Exercise: Among the entries below, tally each line containing "content"; respond with the total only.

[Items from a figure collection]

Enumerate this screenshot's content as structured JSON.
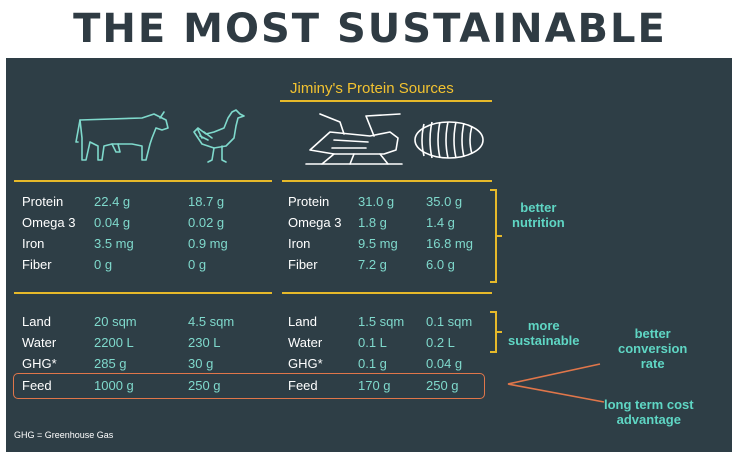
{
  "title": "THE MOST SUSTAINABLE",
  "header": "Jiminy's Protein Sources",
  "icons": [
    "cow-icon",
    "chicken-icon",
    "cricket-icon",
    "mealworm-icon"
  ],
  "nutrition": {
    "left": [
      {
        "label": "Protein",
        "cow": "22.4 g",
        "chicken": "18.7 g"
      },
      {
        "label": "Omega 3",
        "cow": "0.04 g",
        "chicken": "0.02 g"
      },
      {
        "label": "Iron",
        "cow": "3.5 mg",
        "chicken": "0.9 mg"
      },
      {
        "label": "Fiber",
        "cow": "0 g",
        "chicken": "0 g"
      }
    ],
    "right": [
      {
        "label": "Protein",
        "cricket": "31.0 g",
        "worm": "35.0 g"
      },
      {
        "label": "Omega 3",
        "cricket": "1.8 g",
        "worm": "1.4  g"
      },
      {
        "label": "Iron",
        "cricket": "9.5 mg",
        "worm": "16.8 mg"
      },
      {
        "label": "Fiber",
        "cricket": "7.2 g",
        "worm": "6.0 g"
      }
    ]
  },
  "sustainability": {
    "left": [
      {
        "label": "Land",
        "cow": "20 sqm",
        "chicken": "4.5 sqm"
      },
      {
        "label": "Water",
        "cow": "2200 L",
        "chicken": "230 L"
      },
      {
        "label": "GHG*",
        "cow": "285 g",
        "chicken": "30 g"
      },
      {
        "label": "Feed",
        "cow": "1000 g",
        "chicken": "250 g"
      }
    ],
    "right": [
      {
        "label": "Land",
        "cricket": "1.5 sqm",
        "worm": "0.1 sqm"
      },
      {
        "label": "Water",
        "cricket": "0.1 L",
        "worm": "0.2 L"
      },
      {
        "label": "GHG*",
        "cricket": "0.1 g",
        "worm": "0.04 g"
      },
      {
        "label": "Feed",
        "cricket": "170  g",
        "worm": "250 g"
      }
    ]
  },
  "notes": {
    "nutrition": "better\nnutrition",
    "sustainable": "more\nsustainable",
    "conversion": "better\nconversion\nrate",
    "cost": "long term cost\nadvantage"
  },
  "footnote": "GHG = Greenhouse Gas",
  "colors": {
    "panel": "#2e3e46",
    "accent": "#e6b92a",
    "teal": "#7fd9cc",
    "highlight": "#e0764a"
  }
}
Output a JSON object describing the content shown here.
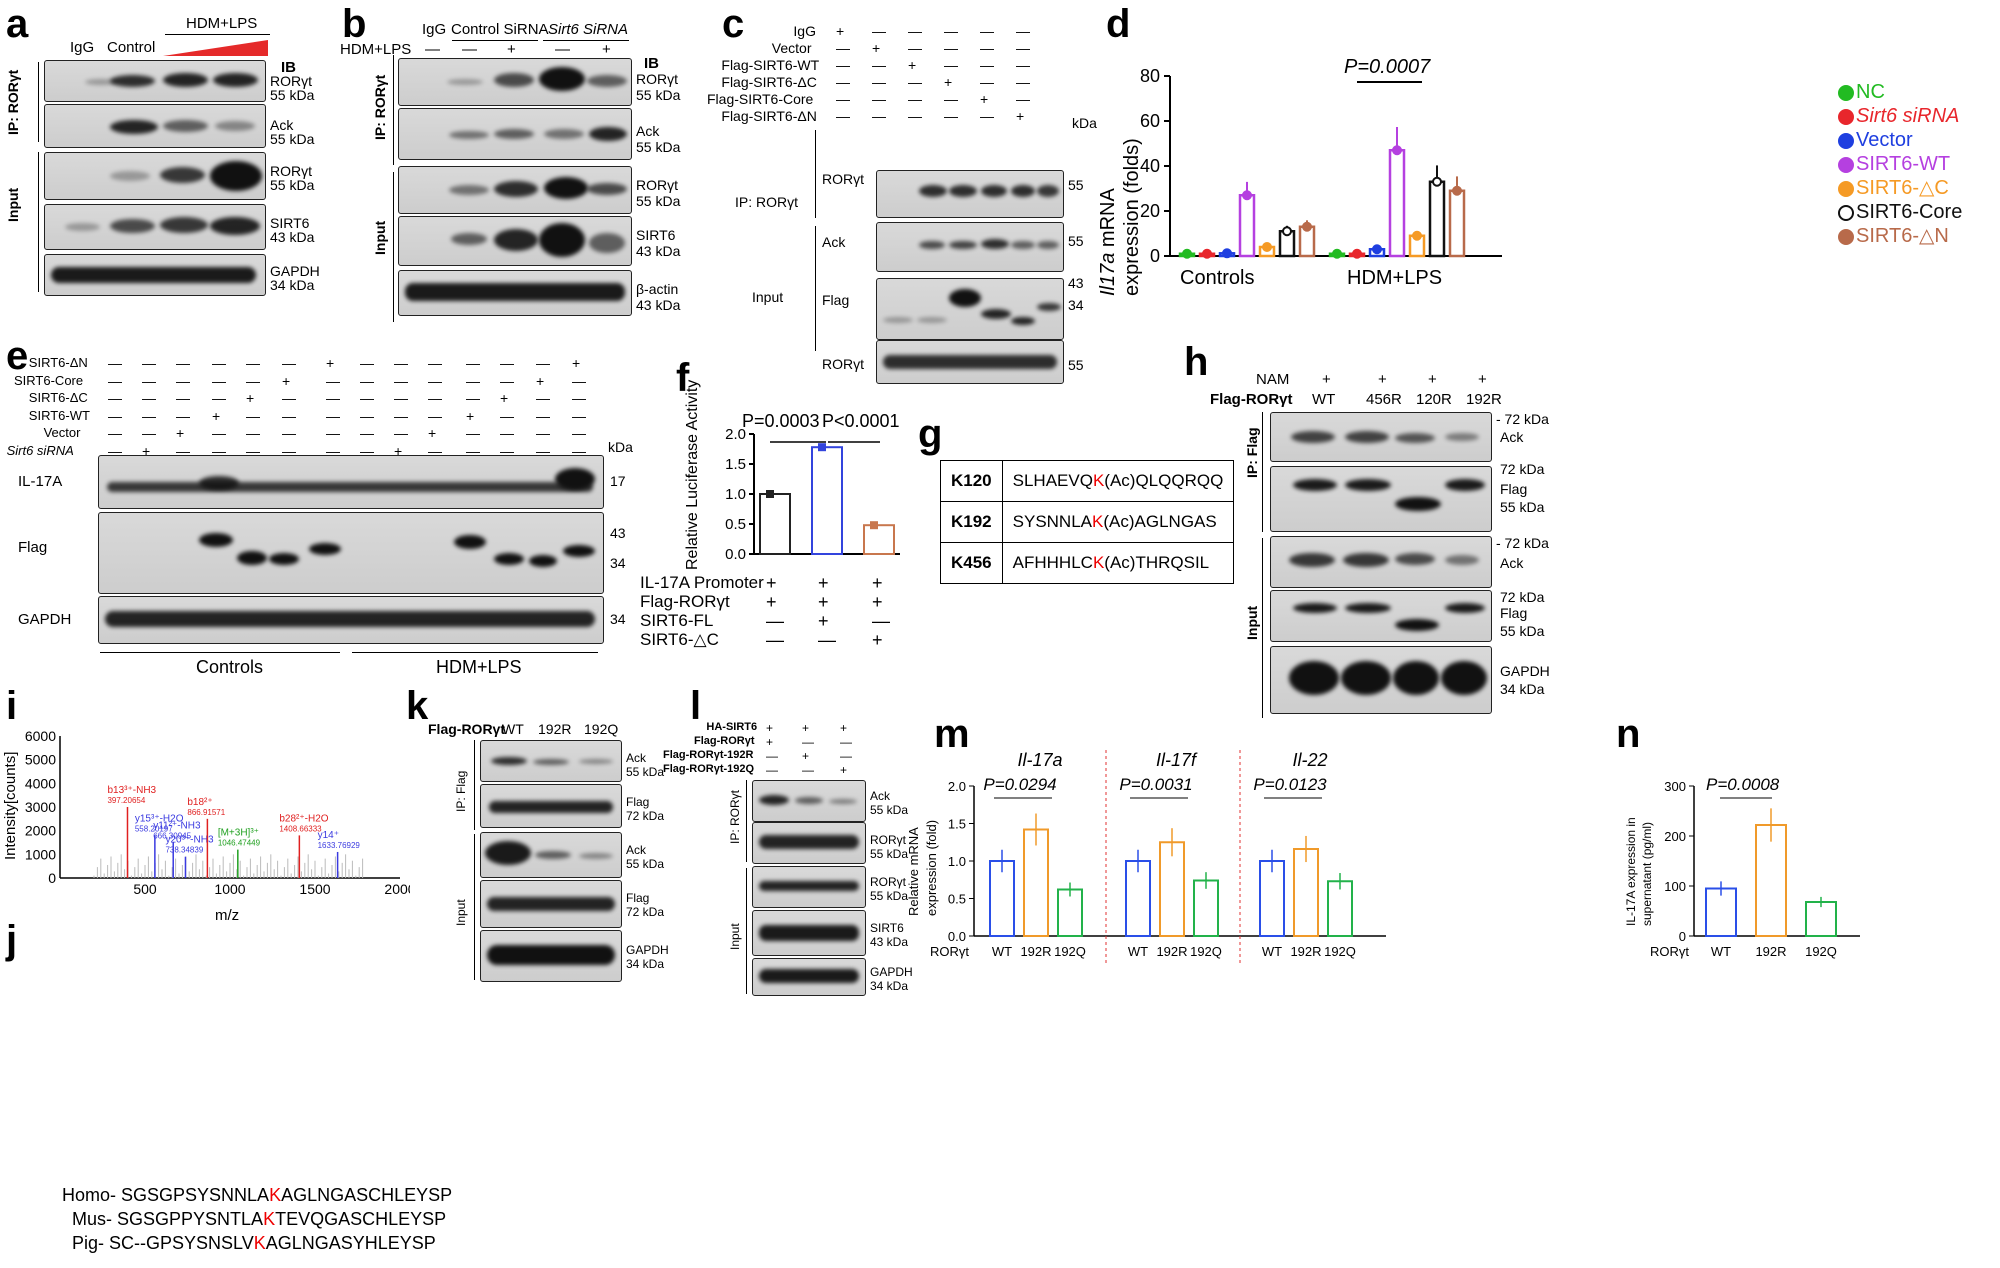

Expected answer: 2